== Supplied information ==

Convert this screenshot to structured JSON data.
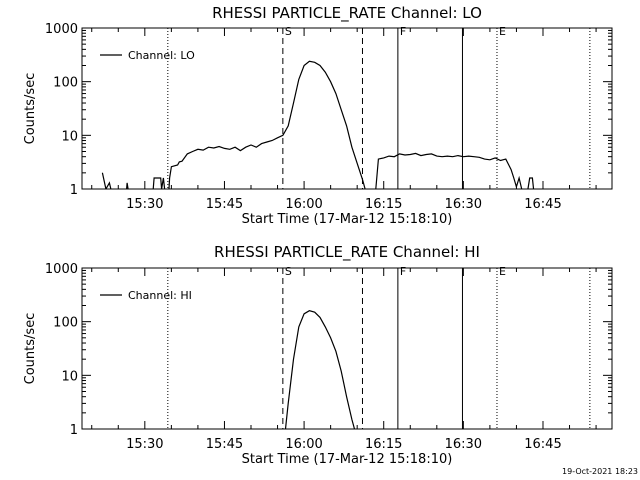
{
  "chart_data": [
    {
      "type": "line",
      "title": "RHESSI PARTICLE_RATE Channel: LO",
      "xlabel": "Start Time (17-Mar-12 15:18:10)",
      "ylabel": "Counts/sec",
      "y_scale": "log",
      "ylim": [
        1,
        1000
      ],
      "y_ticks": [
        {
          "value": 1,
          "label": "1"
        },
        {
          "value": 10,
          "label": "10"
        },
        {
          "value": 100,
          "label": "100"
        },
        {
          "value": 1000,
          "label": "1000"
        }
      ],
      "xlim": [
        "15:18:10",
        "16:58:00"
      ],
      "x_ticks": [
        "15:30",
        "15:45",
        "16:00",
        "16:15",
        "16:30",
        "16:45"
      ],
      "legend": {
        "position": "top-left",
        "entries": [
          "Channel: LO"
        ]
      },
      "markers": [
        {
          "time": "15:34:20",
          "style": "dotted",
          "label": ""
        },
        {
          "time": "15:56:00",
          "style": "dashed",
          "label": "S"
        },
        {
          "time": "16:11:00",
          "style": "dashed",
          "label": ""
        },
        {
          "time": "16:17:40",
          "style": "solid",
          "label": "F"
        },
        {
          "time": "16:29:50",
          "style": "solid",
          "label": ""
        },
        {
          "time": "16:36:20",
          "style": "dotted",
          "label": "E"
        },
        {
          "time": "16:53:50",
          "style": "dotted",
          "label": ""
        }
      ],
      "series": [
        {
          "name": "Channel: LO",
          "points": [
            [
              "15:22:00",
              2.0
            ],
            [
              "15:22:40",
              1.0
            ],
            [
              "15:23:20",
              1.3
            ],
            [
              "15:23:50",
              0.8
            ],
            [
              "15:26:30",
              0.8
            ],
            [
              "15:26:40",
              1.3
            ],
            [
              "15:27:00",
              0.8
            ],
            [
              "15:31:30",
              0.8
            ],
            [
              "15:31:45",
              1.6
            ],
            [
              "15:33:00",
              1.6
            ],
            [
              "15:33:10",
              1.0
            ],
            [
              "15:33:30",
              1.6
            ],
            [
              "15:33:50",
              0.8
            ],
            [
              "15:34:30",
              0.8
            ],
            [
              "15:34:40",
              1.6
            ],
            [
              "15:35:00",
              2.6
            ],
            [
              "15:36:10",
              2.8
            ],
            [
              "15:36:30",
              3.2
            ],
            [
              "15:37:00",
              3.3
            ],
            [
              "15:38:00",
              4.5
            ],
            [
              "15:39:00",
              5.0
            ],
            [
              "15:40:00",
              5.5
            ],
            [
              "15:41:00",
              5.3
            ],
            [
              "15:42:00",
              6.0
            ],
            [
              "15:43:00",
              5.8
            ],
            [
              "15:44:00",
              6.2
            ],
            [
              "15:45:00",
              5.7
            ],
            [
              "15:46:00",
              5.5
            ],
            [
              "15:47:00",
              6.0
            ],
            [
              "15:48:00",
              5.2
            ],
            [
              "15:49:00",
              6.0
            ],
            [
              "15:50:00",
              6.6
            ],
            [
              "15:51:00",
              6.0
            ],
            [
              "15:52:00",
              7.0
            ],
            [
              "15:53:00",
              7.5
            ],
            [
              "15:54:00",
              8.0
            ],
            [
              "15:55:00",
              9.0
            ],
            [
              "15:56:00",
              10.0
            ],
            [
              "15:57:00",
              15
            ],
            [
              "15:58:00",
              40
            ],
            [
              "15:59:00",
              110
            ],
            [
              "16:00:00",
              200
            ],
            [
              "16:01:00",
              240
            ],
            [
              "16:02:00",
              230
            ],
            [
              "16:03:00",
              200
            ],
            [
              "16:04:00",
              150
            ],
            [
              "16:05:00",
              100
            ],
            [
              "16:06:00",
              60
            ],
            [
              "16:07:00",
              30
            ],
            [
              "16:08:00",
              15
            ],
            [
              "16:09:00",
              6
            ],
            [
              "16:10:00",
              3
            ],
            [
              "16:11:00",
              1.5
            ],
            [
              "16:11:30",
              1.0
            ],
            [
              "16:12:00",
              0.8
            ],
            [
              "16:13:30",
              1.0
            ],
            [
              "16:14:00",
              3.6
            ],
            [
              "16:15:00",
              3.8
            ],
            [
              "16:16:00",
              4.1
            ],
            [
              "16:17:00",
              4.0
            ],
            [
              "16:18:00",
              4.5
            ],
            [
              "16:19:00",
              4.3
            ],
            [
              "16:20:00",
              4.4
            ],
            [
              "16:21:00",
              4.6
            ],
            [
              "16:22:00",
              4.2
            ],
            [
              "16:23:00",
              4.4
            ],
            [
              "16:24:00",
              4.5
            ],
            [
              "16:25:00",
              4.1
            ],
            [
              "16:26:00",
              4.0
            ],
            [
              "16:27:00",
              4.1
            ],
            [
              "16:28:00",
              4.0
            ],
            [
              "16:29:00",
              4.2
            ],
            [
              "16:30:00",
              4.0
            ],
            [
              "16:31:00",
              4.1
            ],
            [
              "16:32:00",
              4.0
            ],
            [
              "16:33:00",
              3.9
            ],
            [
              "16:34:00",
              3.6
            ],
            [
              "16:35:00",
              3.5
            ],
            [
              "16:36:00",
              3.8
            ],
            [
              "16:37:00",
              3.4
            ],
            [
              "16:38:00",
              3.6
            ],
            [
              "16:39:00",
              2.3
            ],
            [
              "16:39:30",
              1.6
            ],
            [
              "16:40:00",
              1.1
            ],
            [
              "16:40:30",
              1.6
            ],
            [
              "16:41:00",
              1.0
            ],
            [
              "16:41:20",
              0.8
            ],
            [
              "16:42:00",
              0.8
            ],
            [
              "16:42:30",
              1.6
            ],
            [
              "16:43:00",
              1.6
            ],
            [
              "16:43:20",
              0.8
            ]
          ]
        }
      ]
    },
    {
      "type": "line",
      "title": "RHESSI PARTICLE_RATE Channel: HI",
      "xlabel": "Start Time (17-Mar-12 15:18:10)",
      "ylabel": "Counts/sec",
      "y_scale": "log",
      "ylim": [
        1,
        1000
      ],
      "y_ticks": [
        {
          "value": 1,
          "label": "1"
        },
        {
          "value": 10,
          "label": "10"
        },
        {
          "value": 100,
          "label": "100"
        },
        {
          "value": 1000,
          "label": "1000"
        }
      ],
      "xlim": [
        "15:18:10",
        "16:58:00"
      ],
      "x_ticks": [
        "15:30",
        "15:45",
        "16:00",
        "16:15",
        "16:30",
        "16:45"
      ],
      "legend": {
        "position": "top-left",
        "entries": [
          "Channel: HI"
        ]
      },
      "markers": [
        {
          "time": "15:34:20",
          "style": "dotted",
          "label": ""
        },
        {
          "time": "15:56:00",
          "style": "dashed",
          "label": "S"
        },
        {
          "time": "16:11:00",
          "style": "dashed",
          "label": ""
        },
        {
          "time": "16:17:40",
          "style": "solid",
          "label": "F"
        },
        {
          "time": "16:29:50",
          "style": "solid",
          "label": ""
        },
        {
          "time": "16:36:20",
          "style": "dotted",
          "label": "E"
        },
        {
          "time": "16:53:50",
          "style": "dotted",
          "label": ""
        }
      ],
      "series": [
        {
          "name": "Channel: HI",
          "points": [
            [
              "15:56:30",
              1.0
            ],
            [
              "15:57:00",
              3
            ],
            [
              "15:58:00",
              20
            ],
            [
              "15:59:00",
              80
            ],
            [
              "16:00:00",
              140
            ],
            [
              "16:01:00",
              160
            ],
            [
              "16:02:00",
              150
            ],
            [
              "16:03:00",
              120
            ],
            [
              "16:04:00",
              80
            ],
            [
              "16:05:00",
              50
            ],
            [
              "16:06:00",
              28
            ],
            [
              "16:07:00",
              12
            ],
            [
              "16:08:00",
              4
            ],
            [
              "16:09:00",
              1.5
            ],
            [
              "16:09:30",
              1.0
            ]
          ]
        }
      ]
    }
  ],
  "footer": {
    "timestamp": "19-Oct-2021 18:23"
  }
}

===

- Goal: For the entries above, state how many lines contain the word "Channel". Provide the number by itself.

- Task solution: 6